— START Information given —

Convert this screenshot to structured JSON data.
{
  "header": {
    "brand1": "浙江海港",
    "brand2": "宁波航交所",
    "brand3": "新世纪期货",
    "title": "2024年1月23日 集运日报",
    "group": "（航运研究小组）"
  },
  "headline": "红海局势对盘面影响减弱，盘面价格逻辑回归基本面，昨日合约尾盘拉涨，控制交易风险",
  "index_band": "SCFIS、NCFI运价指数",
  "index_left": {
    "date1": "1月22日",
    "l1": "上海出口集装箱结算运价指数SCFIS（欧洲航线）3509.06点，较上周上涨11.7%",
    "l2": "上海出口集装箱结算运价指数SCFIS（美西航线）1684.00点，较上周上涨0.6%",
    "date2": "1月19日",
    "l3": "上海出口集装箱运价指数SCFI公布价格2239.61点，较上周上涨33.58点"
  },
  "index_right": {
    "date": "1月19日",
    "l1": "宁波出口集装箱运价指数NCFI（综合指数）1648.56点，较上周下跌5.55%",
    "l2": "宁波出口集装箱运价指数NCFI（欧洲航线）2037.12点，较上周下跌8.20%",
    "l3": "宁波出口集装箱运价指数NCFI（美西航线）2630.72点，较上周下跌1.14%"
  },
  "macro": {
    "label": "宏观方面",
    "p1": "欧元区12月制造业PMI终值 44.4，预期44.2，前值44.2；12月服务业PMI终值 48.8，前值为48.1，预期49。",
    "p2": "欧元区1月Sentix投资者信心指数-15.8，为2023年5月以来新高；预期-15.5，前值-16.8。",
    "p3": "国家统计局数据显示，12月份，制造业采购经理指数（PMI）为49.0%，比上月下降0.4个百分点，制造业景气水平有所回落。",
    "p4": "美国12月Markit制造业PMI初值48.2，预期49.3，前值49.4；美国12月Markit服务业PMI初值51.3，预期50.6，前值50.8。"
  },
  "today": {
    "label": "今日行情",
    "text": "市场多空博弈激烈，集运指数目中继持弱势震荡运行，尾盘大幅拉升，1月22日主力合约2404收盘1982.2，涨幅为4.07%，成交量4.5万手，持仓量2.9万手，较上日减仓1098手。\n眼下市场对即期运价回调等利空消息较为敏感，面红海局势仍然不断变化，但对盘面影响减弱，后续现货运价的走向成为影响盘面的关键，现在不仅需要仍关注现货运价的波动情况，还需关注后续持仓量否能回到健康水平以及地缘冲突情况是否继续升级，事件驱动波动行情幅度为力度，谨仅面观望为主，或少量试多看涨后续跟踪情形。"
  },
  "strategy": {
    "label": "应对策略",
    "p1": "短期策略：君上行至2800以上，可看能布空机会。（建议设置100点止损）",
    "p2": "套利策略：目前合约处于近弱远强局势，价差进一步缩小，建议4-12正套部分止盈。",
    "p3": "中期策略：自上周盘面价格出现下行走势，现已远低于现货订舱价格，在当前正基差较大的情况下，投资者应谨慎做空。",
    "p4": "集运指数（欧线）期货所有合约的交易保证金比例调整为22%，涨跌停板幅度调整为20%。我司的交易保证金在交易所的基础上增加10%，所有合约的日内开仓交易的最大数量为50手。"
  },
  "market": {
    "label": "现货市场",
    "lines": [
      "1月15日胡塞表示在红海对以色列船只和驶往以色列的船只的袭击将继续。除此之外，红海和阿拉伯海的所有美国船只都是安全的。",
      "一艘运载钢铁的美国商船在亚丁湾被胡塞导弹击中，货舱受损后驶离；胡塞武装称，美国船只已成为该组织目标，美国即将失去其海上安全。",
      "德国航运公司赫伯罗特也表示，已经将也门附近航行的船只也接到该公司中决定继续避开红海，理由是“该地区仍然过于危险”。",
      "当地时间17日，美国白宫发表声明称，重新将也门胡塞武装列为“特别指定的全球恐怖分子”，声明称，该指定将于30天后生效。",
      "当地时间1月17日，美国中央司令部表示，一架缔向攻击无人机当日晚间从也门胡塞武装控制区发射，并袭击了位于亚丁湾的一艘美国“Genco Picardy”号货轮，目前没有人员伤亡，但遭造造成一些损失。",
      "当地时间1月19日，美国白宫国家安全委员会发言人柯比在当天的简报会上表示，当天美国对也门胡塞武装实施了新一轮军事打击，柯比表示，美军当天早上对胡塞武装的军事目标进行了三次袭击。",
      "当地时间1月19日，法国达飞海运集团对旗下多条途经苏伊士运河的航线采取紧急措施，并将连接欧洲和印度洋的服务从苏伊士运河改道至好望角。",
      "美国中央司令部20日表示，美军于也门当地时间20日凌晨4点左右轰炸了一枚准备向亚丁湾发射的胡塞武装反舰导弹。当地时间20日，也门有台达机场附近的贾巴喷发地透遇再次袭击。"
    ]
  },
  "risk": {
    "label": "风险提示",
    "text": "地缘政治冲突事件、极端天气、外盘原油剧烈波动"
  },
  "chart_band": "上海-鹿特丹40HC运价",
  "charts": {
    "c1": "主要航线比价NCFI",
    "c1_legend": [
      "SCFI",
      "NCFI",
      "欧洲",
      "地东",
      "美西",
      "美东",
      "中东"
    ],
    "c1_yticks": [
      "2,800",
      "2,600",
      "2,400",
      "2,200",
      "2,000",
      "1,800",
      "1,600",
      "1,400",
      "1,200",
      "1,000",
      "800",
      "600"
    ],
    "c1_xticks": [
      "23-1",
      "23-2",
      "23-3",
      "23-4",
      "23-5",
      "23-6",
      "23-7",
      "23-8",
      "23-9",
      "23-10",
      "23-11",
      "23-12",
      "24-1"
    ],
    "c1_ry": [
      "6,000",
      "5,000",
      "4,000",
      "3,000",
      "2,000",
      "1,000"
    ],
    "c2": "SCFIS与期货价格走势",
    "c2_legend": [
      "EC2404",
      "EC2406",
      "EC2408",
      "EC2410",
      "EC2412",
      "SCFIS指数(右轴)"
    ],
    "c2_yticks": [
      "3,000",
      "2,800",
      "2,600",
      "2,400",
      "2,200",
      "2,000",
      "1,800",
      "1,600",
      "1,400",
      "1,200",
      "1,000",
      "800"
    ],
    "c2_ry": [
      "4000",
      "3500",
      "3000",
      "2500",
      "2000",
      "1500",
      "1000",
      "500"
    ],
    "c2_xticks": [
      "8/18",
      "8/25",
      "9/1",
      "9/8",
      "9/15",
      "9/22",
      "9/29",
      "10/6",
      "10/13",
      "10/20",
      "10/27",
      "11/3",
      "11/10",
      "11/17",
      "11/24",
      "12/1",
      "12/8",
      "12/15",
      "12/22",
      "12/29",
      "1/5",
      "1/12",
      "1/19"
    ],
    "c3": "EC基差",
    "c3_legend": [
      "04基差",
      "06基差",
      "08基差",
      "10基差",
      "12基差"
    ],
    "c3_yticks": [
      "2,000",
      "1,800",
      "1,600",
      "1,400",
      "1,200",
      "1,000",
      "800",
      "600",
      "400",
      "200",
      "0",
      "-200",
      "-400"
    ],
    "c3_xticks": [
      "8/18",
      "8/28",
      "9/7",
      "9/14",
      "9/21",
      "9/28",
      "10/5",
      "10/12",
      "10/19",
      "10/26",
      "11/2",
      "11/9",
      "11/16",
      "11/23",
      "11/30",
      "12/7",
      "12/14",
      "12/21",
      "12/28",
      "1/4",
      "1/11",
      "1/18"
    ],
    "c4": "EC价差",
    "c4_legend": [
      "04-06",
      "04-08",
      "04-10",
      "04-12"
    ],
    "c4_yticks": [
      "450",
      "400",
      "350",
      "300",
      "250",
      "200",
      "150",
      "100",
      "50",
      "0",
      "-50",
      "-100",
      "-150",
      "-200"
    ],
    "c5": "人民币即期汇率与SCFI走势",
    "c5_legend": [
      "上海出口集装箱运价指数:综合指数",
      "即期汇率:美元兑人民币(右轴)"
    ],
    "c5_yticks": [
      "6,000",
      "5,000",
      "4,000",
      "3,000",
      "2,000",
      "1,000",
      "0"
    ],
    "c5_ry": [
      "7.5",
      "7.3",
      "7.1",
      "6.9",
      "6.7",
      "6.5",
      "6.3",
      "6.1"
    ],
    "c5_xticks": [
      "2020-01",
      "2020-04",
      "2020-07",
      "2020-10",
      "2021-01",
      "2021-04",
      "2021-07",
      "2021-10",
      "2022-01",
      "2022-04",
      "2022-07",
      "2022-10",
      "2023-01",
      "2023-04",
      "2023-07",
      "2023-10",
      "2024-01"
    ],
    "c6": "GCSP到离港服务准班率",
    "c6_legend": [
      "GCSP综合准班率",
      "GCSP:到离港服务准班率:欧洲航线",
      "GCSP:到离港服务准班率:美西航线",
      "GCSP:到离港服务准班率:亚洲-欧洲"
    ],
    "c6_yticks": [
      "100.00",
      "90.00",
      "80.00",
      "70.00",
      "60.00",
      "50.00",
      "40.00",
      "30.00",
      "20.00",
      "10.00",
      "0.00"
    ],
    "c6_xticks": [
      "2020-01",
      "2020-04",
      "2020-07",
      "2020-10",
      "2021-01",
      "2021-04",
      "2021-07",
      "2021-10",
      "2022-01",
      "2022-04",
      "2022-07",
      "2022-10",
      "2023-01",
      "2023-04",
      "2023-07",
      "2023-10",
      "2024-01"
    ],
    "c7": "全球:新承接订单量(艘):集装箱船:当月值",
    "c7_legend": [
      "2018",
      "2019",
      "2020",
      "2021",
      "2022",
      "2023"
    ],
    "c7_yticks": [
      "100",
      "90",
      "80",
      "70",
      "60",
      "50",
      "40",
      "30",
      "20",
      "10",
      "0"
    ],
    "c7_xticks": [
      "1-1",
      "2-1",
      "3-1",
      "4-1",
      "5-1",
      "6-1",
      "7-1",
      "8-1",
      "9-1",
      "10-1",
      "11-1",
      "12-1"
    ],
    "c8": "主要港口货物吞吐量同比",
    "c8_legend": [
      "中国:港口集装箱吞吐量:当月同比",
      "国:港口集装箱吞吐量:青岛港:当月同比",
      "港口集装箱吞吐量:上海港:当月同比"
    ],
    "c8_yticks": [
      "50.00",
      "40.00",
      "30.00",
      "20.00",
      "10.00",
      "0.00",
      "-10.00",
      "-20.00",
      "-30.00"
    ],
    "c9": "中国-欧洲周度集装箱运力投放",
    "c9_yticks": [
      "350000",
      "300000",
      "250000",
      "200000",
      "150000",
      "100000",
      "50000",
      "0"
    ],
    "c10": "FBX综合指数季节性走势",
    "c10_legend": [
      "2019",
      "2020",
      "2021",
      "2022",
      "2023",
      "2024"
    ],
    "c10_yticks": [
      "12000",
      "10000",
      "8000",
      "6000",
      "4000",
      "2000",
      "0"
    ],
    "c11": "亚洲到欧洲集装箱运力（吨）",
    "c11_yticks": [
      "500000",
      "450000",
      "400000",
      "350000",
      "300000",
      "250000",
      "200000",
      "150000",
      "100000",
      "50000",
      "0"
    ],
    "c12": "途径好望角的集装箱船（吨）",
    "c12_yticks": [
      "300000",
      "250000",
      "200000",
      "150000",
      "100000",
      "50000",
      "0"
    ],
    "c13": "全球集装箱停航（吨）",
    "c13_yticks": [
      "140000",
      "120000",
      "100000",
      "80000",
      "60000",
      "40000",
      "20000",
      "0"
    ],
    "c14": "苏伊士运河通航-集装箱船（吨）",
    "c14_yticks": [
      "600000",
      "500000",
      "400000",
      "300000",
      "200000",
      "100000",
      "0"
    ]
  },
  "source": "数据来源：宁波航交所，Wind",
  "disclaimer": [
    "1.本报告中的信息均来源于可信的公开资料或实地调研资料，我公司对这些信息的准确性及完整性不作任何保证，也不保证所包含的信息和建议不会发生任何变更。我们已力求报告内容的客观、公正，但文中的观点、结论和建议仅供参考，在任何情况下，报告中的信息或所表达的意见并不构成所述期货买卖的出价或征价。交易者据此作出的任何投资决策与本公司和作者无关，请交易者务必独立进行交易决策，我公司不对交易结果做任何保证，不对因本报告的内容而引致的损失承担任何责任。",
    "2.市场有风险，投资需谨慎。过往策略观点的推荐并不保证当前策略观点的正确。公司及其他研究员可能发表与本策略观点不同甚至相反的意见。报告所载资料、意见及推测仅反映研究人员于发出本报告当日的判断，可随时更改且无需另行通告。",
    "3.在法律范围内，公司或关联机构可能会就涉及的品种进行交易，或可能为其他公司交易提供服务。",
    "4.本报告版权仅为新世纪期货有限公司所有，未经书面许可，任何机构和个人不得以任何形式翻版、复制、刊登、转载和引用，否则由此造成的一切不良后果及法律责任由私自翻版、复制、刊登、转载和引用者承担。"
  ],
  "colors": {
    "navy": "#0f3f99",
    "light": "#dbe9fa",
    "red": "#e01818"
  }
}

— END Information given —

• [Problem details]
Copy every line in the records above that contains the word "港口集装箱吞吐量".

• [Correct answer]
      "中国:港口集装箱吞吐量:当月同比",
      "国:港口集装箱吞吐量:青岛港:当月同比",
      "港口集装箱吞吐量:上海港:当月同比"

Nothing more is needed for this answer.